Saved entries:
====

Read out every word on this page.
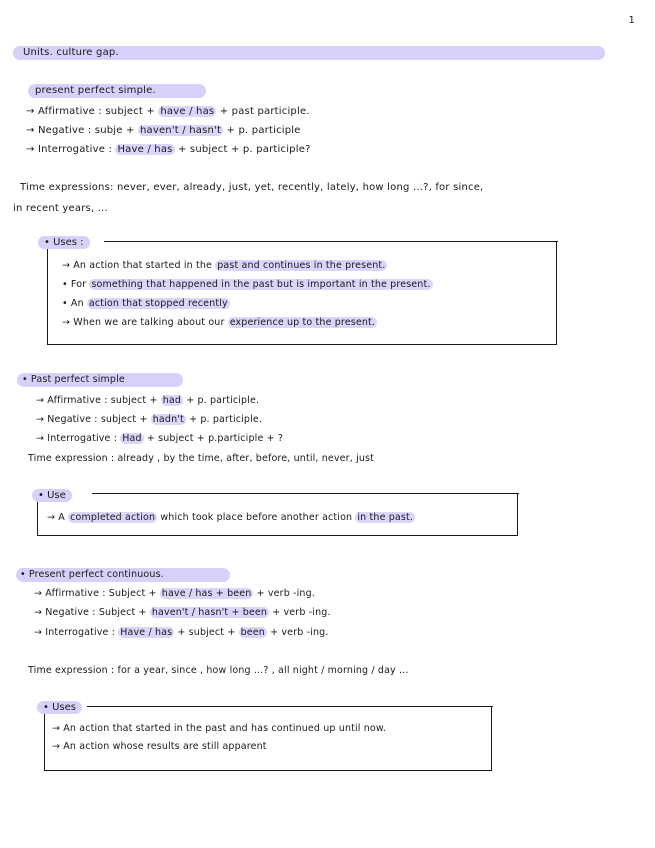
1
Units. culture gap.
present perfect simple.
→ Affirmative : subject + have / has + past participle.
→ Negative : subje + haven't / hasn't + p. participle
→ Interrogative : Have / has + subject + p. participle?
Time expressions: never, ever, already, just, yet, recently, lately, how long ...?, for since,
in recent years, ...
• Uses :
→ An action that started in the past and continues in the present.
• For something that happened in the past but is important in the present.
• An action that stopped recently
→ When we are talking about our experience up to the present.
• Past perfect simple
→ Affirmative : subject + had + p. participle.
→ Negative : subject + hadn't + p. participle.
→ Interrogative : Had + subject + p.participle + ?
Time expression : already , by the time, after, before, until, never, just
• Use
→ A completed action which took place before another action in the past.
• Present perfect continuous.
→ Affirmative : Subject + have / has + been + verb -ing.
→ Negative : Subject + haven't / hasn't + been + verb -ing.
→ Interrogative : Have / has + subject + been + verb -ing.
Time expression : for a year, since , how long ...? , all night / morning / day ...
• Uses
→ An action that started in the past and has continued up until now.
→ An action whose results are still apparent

====

EXERCISE AIM: Check every line of the data above for the string "Negative", and copy those that have it.

TASK SOLUTION:
→ Negative : subje + haven't / hasn't + p. participle
→ Negative : subject + hadn't + p. participle.
→ Negative : Subject + haven't / hasn't + been + verb -ing.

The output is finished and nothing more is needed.